EXERCISE GOAL: For the listing below, give the count of lines containing the string "Tabung" and nothing else.

SUPPLIED INFORMATION:
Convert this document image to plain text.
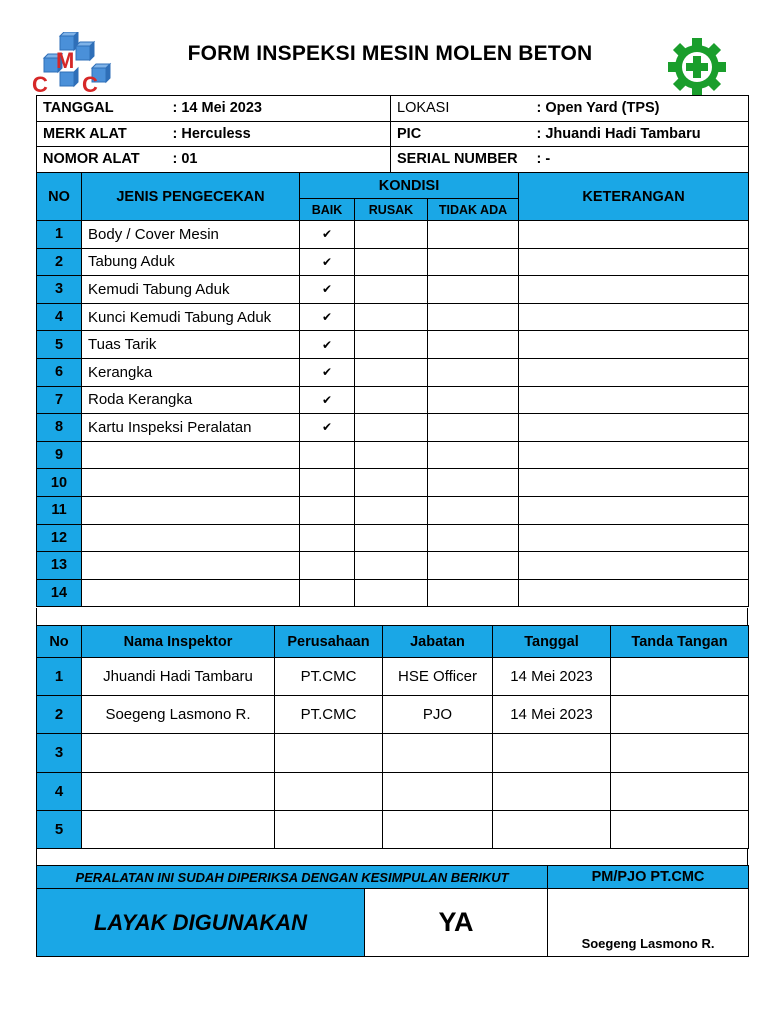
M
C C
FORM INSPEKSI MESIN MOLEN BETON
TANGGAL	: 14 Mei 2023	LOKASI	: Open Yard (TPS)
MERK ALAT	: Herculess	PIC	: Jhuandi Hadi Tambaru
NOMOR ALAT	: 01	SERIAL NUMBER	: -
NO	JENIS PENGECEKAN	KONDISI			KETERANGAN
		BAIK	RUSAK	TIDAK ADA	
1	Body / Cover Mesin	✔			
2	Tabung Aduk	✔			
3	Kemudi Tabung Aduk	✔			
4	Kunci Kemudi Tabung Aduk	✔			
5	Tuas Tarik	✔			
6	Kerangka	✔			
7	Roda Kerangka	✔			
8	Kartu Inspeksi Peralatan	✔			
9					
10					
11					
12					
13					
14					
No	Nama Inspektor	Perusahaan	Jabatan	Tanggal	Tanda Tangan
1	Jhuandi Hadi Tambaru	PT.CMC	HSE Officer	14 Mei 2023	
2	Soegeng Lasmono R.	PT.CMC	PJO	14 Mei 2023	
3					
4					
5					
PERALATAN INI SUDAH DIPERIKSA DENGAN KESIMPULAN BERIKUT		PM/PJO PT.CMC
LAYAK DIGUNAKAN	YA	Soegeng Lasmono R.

==

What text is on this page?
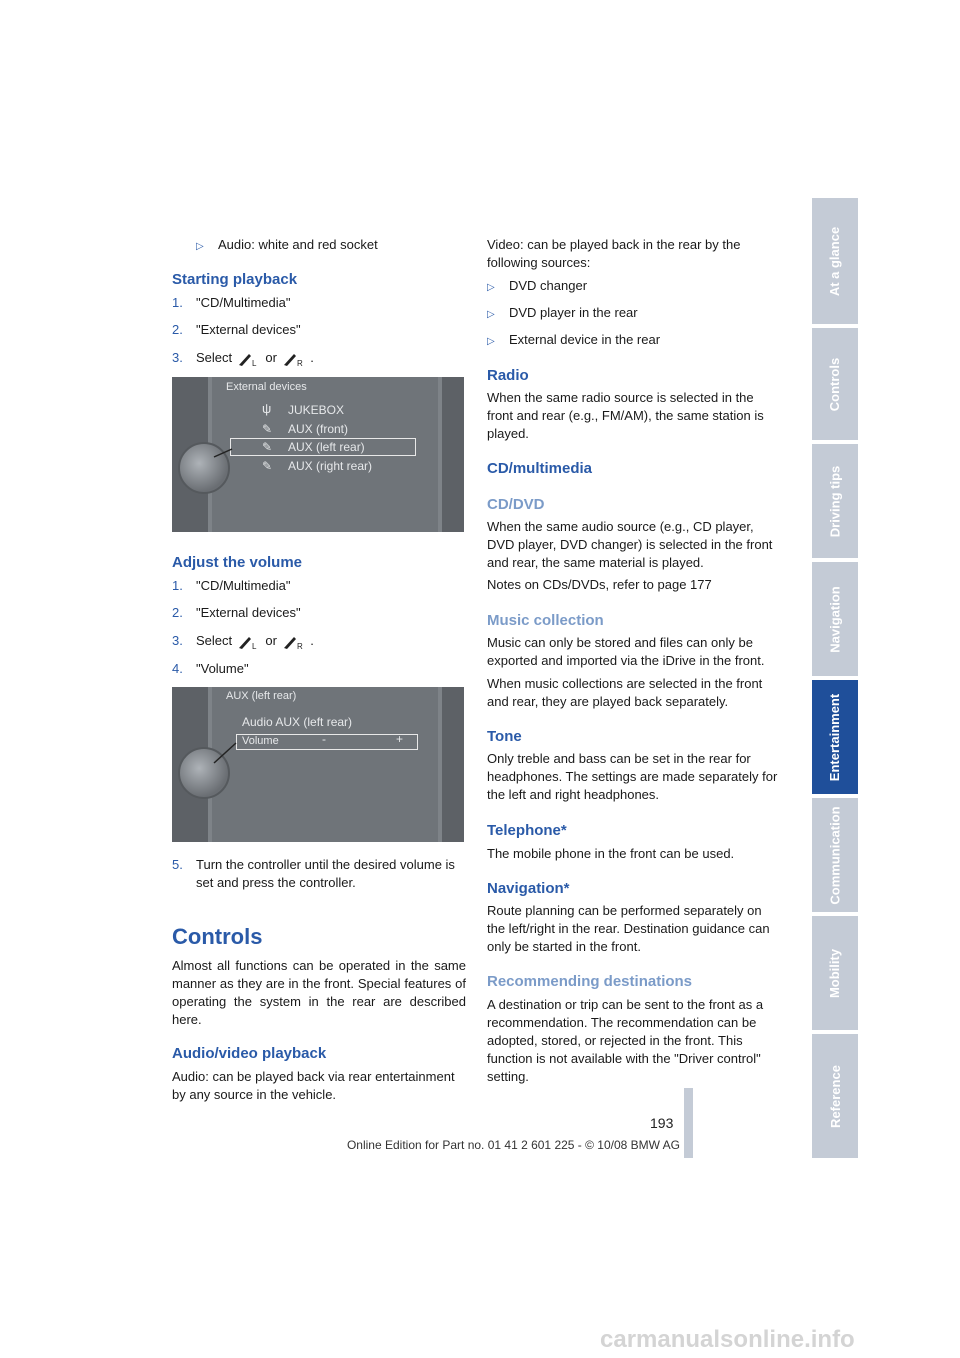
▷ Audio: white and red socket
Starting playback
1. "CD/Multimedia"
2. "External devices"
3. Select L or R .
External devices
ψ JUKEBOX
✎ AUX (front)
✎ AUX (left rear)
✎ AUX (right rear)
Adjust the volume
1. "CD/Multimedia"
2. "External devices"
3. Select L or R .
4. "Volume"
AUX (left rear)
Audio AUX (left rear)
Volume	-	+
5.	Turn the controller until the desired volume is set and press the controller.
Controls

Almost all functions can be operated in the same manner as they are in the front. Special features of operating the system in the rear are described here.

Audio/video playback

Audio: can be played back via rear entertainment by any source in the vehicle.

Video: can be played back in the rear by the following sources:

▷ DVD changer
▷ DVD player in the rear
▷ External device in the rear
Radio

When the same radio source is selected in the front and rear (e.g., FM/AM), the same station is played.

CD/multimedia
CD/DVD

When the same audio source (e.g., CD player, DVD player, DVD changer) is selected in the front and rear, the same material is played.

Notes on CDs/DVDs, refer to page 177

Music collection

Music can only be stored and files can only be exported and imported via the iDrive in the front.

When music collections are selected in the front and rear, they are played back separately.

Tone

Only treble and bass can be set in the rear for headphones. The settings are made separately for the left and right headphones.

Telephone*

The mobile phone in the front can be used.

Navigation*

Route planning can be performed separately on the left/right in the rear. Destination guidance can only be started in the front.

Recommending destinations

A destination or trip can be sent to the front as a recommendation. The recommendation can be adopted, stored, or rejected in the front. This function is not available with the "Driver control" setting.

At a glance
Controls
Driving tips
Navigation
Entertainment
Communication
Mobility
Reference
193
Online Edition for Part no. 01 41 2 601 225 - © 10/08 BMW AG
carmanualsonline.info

==

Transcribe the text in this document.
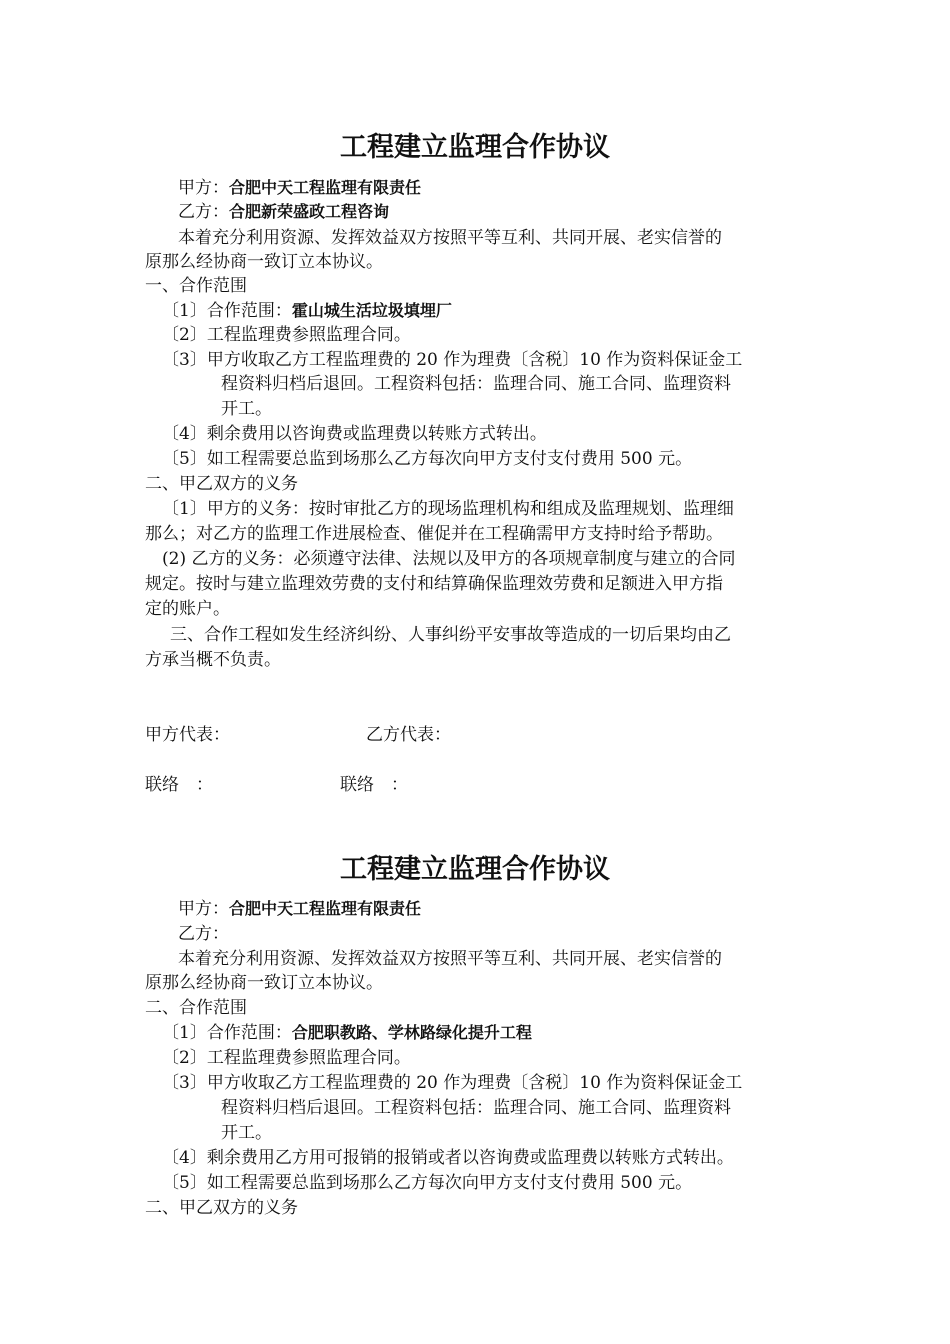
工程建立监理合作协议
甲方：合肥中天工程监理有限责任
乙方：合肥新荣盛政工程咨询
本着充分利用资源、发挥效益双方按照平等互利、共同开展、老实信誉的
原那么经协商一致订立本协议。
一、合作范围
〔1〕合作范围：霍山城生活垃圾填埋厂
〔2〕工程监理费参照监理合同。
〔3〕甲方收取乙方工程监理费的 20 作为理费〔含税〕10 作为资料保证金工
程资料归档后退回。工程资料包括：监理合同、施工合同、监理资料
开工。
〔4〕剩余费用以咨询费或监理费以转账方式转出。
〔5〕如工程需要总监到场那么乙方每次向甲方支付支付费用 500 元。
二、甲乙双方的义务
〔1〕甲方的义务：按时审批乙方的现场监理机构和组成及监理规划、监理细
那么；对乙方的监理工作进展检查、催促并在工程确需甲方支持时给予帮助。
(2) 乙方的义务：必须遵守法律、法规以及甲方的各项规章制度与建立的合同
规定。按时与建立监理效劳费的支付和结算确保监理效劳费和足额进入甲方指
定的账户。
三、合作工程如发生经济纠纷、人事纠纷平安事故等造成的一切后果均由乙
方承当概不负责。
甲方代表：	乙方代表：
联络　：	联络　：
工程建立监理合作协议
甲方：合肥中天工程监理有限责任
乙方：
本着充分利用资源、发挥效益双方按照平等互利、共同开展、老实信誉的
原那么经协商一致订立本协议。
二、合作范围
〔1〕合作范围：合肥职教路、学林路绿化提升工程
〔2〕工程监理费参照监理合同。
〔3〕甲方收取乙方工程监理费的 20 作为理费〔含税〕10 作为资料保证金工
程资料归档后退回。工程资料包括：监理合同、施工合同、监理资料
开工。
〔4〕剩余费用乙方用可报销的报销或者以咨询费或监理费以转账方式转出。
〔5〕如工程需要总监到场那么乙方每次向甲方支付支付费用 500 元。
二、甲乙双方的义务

EXERCISE RESPONSE: 3